(Stored records)
================================

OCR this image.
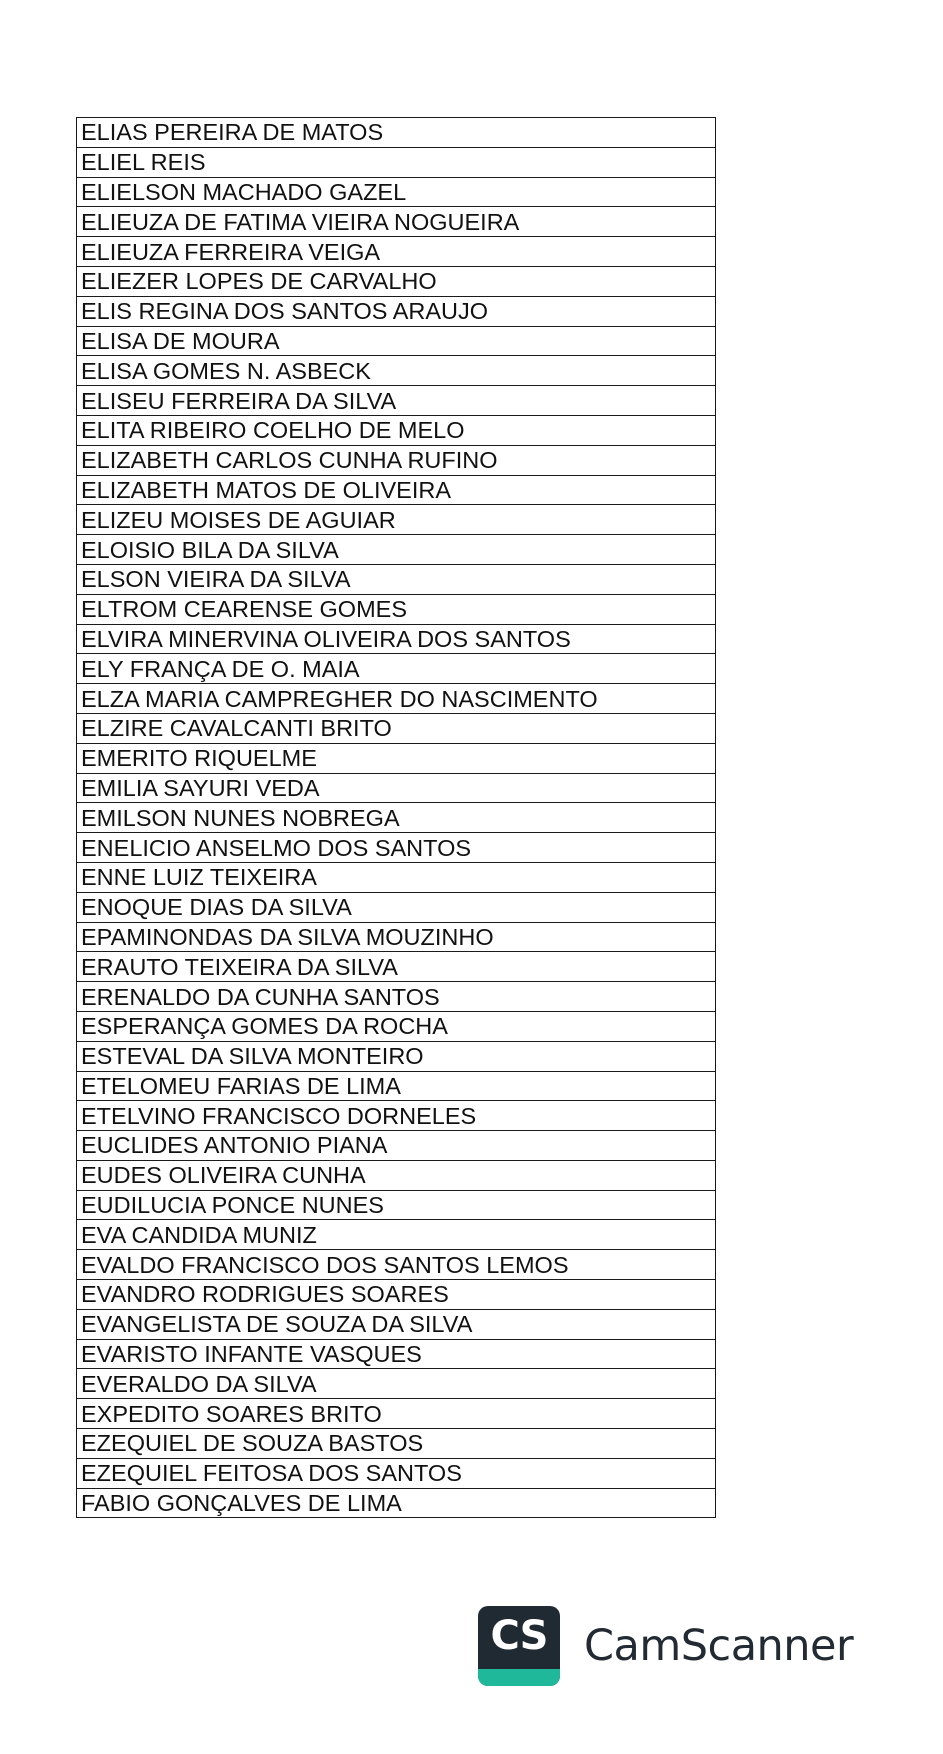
ELIAS PEREIRA DE MATOS
ELIEL REIS
ELIELSON MACHADO GAZEL
ELIEUZA DE FATIMA VIEIRA NOGUEIRA
ELIEUZA FERREIRA VEIGA
ELIEZER LOPES DE CARVALHO
ELIS REGINA DOS SANTOS ARAUJO
ELISA DE MOURA
ELISA GOMES N. ASBECK
ELISEU FERREIRA DA SILVA
ELITA RIBEIRO COELHO DE MELO
ELIZABETH CARLOS CUNHA RUFINO
ELIZABETH MATOS DE OLIVEIRA
ELIZEU MOISES DE AGUIAR
ELOISIO BILA DA SILVA
ELSON VIEIRA DA SILVA
ELTROM CEARENSE GOMES
ELVIRA MINERVINA OLIVEIRA DOS SANTOS
ELY FRANÇA DE O. MAIA
ELZA MARIA CAMPREGHER DO NASCIMENTO
ELZIRE CAVALCANTI BRITO
EMERITO RIQUELME
EMILIA SAYURI VEDA
EMILSON NUNES NOBREGA
ENELICIO ANSELMO DOS SANTOS
ENNE LUIZ TEIXEIRA
ENOQUE DIAS DA SILVA
EPAMINONDAS DA SILVA MOUZINHO
ERAUTO TEIXEIRA DA SILVA
ERENALDO DA CUNHA SANTOS
ESPERANÇA GOMES DA ROCHA
ESTEVAL DA SILVA MONTEIRO
ETELOMEU FARIAS DE LIMA
ETELVINO FRANCISCO DORNELES
EUCLIDES ANTONIO PIANA
EUDES OLIVEIRA CUNHA
EUDILUCIA PONCE NUNES
EVA CANDIDA MUNIZ
EVALDO FRANCISCO DOS SANTOS LEMOS
EVANDRO RODRIGUES SOARES
EVANGELISTA DE SOUZA DA SILVA
EVARISTO INFANTE VASQUES
EVERALDO DA SILVA
EXPEDITO SOARES BRITO
EZEQUIEL DE SOUZA BASTOS
EZEQUIEL FEITOSA DOS SANTOS
FABIO GONÇALVES DE LIMA
CS CamScanner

================================

→ REQUIRED WORK: All of the records need repeating exactly, except for the pictures.

→ RESPONSE TO THIS EXERCISE:
OCR this image.
ELIAS PEREIRA DE MATOS
ELIEL REIS
ELIELSON MACHADO GAZEL
ELIEUZA DE FATIMA VIEIRA NOGUEIRA
ELIEUZA FERREIRA VEIGA
ELIEZER LOPES DE CARVALHO
ELIS REGINA DOS SANTOS ARAUJO
ELISA DE MOURA
ELISA GOMES N. ASBECK
ELISEU FERREIRA DA SILVA
ELITA RIBEIRO COELHO DE MELO
ELIZABETH CARLOS CUNHA RUFINO
ELIZABETH MATOS DE OLIVEIRA
ELIZEU MOISES DE AGUIAR
ELOISIO BILA DA SILVA
ELSON VIEIRA DA SILVA
ELTROM CEARENSE GOMES
ELVIRA MINERVINA OLIVEIRA DOS SANTOS
ELY FRANÇA DE O. MAIA
ELZA MARIA CAMPREGHER DO NASCIMENTO
ELZIRE CAVALCANTI BRITO
EMERITO RIQUELME
EMILIA SAYURI VEDA
EMILSON NUNES NOBREGA
ENELICIO ANSELMO DOS SANTOS
ENNE LUIZ TEIXEIRA
ENOQUE DIAS DA SILVA
EPAMINONDAS DA SILVA MOUZINHO
ERAUTO TEIXEIRA DA SILVA
ERENALDO DA CUNHA SANTOS
ESPERANÇA GOMES DA ROCHA
ESTEVAL DA SILVA MONTEIRO
ETELOMEU FARIAS DE LIMA
ETELVINO FRANCISCO DORNELES
EUCLIDES ANTONIO PIANA
EUDES OLIVEIRA CUNHA
EUDILUCIA PONCE NUNES
EVA CANDIDA MUNIZ
EVALDO FRANCISCO DOS SANTOS LEMOS
EVANDRO RODRIGUES SOARES
EVANGELISTA DE SOUZA DA SILVA
EVARISTO INFANTE VASQUES
EVERALDO DA SILVA
EXPEDITO SOARES BRITO
EZEQUIEL DE SOUZA BASTOS
EZEQUIEL FEITOSA DOS SANTOS
FABIO GONÇALVES DE LIMA
CS CamScanner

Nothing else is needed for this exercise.